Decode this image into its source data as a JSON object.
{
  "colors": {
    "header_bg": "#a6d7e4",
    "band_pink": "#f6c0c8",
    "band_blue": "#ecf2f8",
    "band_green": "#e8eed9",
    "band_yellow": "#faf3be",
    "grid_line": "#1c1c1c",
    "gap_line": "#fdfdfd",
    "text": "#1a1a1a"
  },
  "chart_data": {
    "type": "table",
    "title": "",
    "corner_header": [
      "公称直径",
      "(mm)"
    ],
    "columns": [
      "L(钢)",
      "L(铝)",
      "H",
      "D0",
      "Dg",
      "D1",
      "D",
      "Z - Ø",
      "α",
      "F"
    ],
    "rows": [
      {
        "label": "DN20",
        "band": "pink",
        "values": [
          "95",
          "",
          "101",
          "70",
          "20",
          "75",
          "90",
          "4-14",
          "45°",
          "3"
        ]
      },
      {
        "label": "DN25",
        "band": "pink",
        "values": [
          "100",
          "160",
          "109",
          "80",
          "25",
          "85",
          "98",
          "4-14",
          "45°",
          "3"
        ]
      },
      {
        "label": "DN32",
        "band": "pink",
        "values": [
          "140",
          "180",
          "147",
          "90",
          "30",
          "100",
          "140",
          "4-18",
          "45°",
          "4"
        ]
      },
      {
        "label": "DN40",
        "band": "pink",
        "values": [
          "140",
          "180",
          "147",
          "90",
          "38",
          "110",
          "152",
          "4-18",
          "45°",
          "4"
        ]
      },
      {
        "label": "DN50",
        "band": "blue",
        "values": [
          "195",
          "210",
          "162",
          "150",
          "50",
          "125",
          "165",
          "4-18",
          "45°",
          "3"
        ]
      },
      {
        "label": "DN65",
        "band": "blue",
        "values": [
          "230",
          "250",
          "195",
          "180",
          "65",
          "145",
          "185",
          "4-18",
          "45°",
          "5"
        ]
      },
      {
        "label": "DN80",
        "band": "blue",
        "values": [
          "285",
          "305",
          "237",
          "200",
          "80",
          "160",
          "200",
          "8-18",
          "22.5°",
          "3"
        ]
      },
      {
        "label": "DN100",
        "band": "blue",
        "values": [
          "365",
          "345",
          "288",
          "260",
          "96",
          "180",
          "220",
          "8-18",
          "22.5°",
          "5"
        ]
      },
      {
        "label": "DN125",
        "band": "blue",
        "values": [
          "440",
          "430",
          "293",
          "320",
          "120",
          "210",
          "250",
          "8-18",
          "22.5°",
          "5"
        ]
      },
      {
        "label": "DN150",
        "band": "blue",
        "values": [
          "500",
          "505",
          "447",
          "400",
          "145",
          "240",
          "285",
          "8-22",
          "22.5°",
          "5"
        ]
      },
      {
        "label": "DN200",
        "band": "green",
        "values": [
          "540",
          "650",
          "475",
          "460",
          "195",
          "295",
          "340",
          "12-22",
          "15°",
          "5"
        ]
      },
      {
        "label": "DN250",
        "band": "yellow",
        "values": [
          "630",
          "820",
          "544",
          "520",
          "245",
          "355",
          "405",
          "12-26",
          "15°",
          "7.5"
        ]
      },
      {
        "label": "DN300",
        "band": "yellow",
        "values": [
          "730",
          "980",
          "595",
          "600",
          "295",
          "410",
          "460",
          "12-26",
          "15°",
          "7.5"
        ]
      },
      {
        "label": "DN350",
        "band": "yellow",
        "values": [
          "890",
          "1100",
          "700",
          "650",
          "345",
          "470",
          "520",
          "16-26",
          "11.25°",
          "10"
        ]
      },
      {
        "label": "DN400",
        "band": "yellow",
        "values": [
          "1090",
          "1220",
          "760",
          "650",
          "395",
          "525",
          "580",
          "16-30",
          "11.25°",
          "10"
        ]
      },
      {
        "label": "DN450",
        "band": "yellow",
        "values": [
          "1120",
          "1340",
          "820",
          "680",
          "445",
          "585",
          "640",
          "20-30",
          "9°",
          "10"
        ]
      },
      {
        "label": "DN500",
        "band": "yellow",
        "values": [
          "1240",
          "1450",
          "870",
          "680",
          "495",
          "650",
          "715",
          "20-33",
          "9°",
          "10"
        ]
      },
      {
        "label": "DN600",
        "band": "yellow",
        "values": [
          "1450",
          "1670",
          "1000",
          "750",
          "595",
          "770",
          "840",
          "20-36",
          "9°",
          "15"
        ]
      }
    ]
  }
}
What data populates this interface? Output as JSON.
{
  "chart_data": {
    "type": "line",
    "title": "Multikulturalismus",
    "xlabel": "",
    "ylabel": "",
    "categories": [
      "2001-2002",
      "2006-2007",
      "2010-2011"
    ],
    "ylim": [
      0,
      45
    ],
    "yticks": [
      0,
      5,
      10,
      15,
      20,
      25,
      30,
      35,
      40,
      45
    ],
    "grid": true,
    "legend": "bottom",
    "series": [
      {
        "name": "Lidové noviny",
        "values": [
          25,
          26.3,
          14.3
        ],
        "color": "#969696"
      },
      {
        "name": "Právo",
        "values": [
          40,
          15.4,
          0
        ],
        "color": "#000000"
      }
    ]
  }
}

- What the task asks
Extract, exactly, the lines above that begin at the line containing "What data populates" and end at the final line of the records; add no other text.

- Finished answer
What data populates this interface? Output as JSON.
{
  "chart_data": {
    "type": "line",
    "title": "Multikulturalismus",
    "xlabel": "",
    "ylabel": "",
    "categories": [
      "2001-2002",
      "2006-2007",
      "2010-2011"
    ],
    "ylim": [
      0,
      45
    ],
    "yticks": [
      0,
      5,
      10,
      15,
      20,
      25,
      30,
      35,
      40,
      45
    ],
    "grid": true,
    "legend": "bottom",
    "series": [
      {
        "name": "Lidové noviny",
        "values": [
          25,
          26.3,
          14.3
        ],
        "color": "#969696"
      },
      {
        "name": "Právo",
        "values": [
          40,
          15.4,
          0
        ],
        "color": "#000000"
      }
    ]
  }
}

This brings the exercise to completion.